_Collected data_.
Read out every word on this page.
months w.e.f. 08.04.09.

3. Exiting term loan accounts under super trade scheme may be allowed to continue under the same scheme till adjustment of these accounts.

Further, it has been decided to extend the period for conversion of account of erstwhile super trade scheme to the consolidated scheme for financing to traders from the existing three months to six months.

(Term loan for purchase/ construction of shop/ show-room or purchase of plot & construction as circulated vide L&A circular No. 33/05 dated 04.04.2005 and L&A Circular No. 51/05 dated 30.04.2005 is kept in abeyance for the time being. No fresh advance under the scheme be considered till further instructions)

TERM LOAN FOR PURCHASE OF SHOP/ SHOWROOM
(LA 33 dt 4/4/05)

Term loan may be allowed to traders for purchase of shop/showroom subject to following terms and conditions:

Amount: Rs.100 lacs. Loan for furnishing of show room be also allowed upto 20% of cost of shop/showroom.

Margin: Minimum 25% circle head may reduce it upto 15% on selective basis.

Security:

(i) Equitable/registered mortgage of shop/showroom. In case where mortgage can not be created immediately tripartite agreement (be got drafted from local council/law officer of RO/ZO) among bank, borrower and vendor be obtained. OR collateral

_Your goal_. Print the material above once more, exactly.

_Answer for this exercise_.
Read out every word on this page.
months w.e.f. 08.04.09.

3. Exiting term loan accounts under super trade scheme may be allowed to continue under the same scheme till adjustment of these accounts.

Further, it has been decided to extend the period for conversion of account of erstwhile super trade scheme to the consolidated scheme for financing to traders from the existing three months to six months.

(Term loan for purchase/ construction of shop/ show-room or purchase of plot & construction as circulated vide L&A circular No. 33/05 dated 04.04.2005 and L&A Circular No. 51/05 dated 30.04.2005 is kept in abeyance for the time being. No fresh advance under the scheme be considered till further instructions)

TERM LOAN FOR PURCHASE OF SHOP/ SHOWROOM
(LA 33 dt 4/4/05)

Term loan may be allowed to traders for purchase of shop/showroom subject to following terms and conditions:

Amount: Rs.100 lacs. Loan for furnishing of show room be also allowed upto 20% of cost of shop/showroom.

Margin: Minimum 25% circle head may reduce it upto 15% on selective basis.

Security:

(i) Equitable/registered mortgage of shop/showroom. In case where mortgage can not be created immediately tripartite agreement (be got drafted from local council/law officer of RO/ZO) among bank, borrower and vendor be obtained. OR collateral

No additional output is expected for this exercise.